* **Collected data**
....................
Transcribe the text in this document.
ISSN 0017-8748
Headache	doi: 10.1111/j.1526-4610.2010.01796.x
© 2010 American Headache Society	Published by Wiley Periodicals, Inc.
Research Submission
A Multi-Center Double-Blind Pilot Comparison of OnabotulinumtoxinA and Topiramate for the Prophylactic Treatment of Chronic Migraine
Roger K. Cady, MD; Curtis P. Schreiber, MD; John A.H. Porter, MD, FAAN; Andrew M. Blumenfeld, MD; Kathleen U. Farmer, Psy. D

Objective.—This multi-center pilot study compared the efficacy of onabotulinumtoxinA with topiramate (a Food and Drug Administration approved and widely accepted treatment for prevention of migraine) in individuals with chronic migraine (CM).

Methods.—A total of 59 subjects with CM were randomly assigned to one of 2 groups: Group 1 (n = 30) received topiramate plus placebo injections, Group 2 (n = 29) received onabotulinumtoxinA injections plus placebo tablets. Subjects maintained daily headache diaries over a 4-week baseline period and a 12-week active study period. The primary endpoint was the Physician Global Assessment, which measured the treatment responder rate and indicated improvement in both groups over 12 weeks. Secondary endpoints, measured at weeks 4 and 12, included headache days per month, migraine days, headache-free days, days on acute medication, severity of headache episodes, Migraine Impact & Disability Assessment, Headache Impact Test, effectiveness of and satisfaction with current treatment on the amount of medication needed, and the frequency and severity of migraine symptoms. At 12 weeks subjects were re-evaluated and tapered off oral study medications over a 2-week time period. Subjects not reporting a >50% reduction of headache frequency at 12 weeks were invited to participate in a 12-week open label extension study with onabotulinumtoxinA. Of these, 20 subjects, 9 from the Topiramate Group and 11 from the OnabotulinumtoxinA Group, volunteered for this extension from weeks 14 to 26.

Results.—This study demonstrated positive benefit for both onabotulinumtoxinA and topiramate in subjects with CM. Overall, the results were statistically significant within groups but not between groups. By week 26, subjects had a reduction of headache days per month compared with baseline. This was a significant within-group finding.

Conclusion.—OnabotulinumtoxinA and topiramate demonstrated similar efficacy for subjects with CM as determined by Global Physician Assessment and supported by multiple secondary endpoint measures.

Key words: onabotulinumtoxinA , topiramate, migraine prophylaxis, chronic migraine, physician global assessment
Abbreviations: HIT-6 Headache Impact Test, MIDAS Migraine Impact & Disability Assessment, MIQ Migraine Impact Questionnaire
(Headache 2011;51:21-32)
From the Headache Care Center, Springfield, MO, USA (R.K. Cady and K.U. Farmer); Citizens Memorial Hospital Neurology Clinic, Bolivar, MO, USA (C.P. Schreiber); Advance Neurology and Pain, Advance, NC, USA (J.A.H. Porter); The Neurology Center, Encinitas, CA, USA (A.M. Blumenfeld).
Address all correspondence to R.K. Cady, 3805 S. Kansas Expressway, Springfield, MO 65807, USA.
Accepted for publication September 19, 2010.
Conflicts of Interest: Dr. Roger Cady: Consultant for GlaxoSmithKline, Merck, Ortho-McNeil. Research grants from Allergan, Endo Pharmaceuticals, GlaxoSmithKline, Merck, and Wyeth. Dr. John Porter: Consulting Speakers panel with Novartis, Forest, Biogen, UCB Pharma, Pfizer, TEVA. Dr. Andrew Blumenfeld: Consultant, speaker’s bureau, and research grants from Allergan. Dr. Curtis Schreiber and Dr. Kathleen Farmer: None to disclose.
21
....................
* **YOUR GOAL**
Search the entries for the word "John" and gather every line where it appears.

* **ANSWER FOR THIS EXERCISE**
Roger K. Cady, MD; Curtis P. Schreiber, MD; John A.H. Porter, MD, FAAN; Andrew M. Blumenfeld, MD; Kathleen U. Farmer, Psy. D
Conflicts of Interest: Dr. Roger Cady: Consultant for GlaxoSmithKline, Merck, Ortho-McNeil. Research grants from Allergan, Endo Pharmaceuticals, GlaxoSmithKline, Merck, and Wyeth. Dr. John Porter: Consulting Speakers panel with Novartis, Forest, Biogen, UCB Pharma, Pfizer, TEVA. Dr. Andrew Blumenfeld: Consultant, speaker’s bureau, and research grants from Allergan. Dr. Curtis Schreiber and Dr. Kathleen Farmer: None to disclose.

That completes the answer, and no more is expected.